(Stored records)

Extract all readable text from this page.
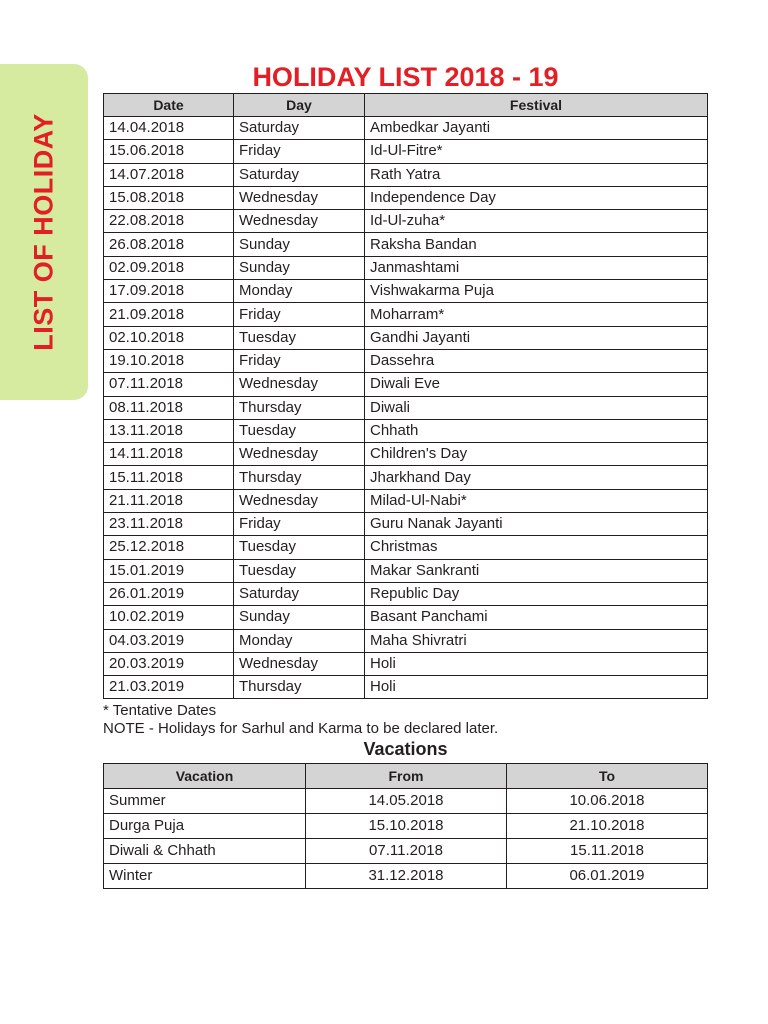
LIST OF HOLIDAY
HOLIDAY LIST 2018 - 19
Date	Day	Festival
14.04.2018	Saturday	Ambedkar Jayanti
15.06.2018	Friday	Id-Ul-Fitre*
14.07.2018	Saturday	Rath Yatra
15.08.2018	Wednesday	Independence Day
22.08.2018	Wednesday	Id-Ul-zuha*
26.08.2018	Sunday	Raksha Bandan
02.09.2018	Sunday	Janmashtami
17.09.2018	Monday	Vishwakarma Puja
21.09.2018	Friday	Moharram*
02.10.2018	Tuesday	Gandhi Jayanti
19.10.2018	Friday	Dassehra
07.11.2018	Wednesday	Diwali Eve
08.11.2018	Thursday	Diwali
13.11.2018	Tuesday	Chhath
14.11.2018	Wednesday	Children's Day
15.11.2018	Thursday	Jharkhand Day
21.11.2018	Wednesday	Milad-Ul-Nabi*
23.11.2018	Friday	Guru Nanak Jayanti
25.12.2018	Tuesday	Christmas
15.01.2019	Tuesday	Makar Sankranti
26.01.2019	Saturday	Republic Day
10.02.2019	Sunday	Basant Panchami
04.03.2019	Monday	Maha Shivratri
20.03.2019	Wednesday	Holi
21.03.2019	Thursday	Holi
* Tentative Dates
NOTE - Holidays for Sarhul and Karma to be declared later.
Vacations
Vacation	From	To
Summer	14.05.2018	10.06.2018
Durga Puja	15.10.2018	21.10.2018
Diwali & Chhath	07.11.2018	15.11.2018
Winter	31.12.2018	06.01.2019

_Task brief_
Reproduce the entries above word for word. Pictures stay out.

_Solution below_
Extract all readable text from this page.
LIST OF HOLIDAY
HOLIDAY LIST 2018 - 19
Date	Day	Festival
14.04.2018	Saturday	Ambedkar Jayanti
15.06.2018	Friday	Id-Ul-Fitre*
14.07.2018	Saturday	Rath Yatra
15.08.2018	Wednesday	Independence Day
22.08.2018	Wednesday	Id-Ul-zuha*
26.08.2018	Sunday	Raksha Bandan
02.09.2018	Sunday	Janmashtami
17.09.2018	Monday	Vishwakarma Puja
21.09.2018	Friday	Moharram*
02.10.2018	Tuesday	Gandhi Jayanti
19.10.2018	Friday	Dassehra
07.11.2018	Wednesday	Diwali Eve
08.11.2018	Thursday	Diwali
13.11.2018	Tuesday	Chhath
14.11.2018	Wednesday	Children's Day
15.11.2018	Thursday	Jharkhand Day
21.11.2018	Wednesday	Milad-Ul-Nabi*
23.11.2018	Friday	Guru Nanak Jayanti
25.12.2018	Tuesday	Christmas
15.01.2019	Tuesday	Makar Sankranti
26.01.2019	Saturday	Republic Day
10.02.2019	Sunday	Basant Panchami
04.03.2019	Monday	Maha Shivratri
20.03.2019	Wednesday	Holi
21.03.2019	Thursday	Holi
* Tentative Dates
NOTE - Holidays for Sarhul and Karma to be declared later.
Vacations
Vacation	From	To
Summer	14.05.2018	10.06.2018
Durga Puja	15.10.2018	21.10.2018
Diwali & Chhath	07.11.2018	15.11.2018
Winter	31.12.2018	06.01.2019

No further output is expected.